**DIRECTIVE:**
Leave every picture out and write out the records below exactly.

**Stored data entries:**
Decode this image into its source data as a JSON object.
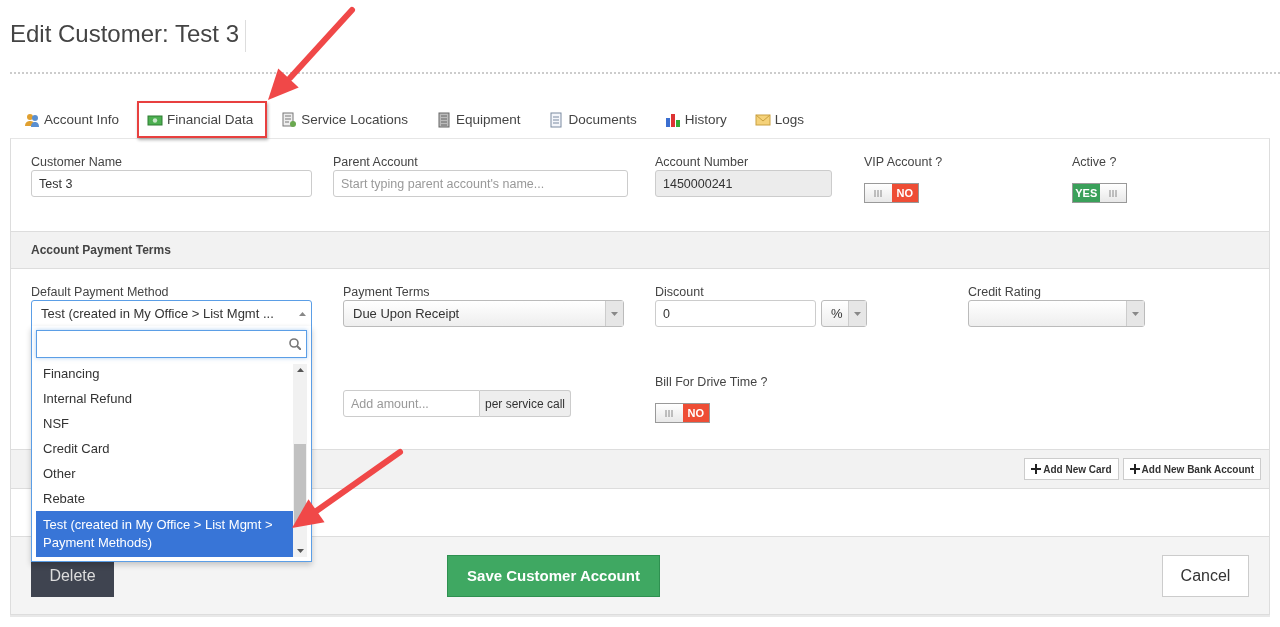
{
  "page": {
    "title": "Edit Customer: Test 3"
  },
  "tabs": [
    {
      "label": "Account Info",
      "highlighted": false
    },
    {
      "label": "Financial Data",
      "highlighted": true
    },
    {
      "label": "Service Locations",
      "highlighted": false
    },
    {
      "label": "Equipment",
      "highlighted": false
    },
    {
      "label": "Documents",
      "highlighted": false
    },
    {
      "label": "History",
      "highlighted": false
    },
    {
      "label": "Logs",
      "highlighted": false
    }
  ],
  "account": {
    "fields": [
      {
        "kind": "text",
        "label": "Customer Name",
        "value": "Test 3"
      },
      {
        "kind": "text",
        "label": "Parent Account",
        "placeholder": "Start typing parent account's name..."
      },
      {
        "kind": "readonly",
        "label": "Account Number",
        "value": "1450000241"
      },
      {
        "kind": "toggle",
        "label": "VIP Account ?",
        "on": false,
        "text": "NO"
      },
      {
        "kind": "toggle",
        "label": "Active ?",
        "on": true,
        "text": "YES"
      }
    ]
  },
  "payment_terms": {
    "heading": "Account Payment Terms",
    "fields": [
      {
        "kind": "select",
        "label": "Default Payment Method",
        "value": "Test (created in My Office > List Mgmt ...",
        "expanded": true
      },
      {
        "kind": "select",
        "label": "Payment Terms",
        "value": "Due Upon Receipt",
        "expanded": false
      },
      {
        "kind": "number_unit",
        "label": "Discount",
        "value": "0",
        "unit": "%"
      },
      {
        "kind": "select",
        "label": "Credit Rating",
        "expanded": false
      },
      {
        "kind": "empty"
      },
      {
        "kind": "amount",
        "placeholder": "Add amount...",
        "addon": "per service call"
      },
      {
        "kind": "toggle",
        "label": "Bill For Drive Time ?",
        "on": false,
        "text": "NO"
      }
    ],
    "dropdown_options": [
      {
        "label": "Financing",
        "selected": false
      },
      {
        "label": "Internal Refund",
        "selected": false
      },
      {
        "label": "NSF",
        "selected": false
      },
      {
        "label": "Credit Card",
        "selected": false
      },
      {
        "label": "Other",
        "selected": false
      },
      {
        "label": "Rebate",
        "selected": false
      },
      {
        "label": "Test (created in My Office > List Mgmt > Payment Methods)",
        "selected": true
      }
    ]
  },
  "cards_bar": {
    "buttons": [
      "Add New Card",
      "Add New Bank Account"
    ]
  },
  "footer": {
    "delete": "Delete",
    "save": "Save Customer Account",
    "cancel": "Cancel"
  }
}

**FULL OUTPUT:**
Decode this image into its source data as a JSON object.
{
  "page": {
    "title": "Edit Customer: Test 3"
  },
  "tabs": [
    {
      "label": "Account Info",
      "highlighted": false
    },
    {
      "label": "Financial Data",
      "highlighted": true
    },
    {
      "label": "Service Locations",
      "highlighted": false
    },
    {
      "label": "Equipment",
      "highlighted": false
    },
    {
      "label": "Documents",
      "highlighted": false
    },
    {
      "label": "History",
      "highlighted": false
    },
    {
      "label": "Logs",
      "highlighted": false
    }
  ],
  "account": {
    "fields": [
      {
        "kind": "text",
        "label": "Customer Name",
        "value": "Test 3"
      },
      {
        "kind": "text",
        "label": "Parent Account",
        "placeholder": "Start typing parent account's name..."
      },
      {
        "kind": "readonly",
        "label": "Account Number",
        "value": "1450000241"
      },
      {
        "kind": "toggle",
        "label": "VIP Account ?",
        "on": false,
        "text": "NO"
      },
      {
        "kind": "toggle",
        "label": "Active ?",
        "on": true,
        "text": "YES"
      }
    ]
  },
  "payment_terms": {
    "heading": "Account Payment Terms",
    "fields": [
      {
        "kind": "select",
        "label": "Default Payment Method",
        "value": "Test (created in My Office > List Mgmt ...",
        "expanded": true
      },
      {
        "kind": "select",
        "label": "Payment Terms",
        "value": "Due Upon Receipt",
        "expanded": false
      },
      {
        "kind": "number_unit",
        "label": "Discount",
        "value": "0",
        "unit": "%"
      },
      {
        "kind": "select",
        "label": "Credit Rating",
        "expanded": false
      },
      {
        "kind": "empty"
      },
      {
        "kind": "amount",
        "placeholder": "Add amount...",
        "addon": "per service call"
      },
      {
        "kind": "toggle",
        "label": "Bill For Drive Time ?",
        "on": false,
        "text": "NO"
      }
    ],
    "dropdown_options": [
      {
        "label": "Financing",
        "selected": false
      },
      {
        "label": "Internal Refund",
        "selected": false
      },
      {
        "label": "NSF",
        "selected": false
      },
      {
        "label": "Credit Card",
        "selected": false
      },
      {
        "label": "Other",
        "selected": false
      },
      {
        "label": "Rebate",
        "selected": false
      },
      {
        "label": "Test (created in My Office > List Mgmt > Payment Methods)",
        "selected": true
      }
    ]
  },
  "cards_bar": {
    "buttons": [
      "Add New Card",
      "Add New Bank Account"
    ]
  },
  "footer": {
    "delete": "Delete",
    "save": "Save Customer Account",
    "cancel": "Cancel"
  }
}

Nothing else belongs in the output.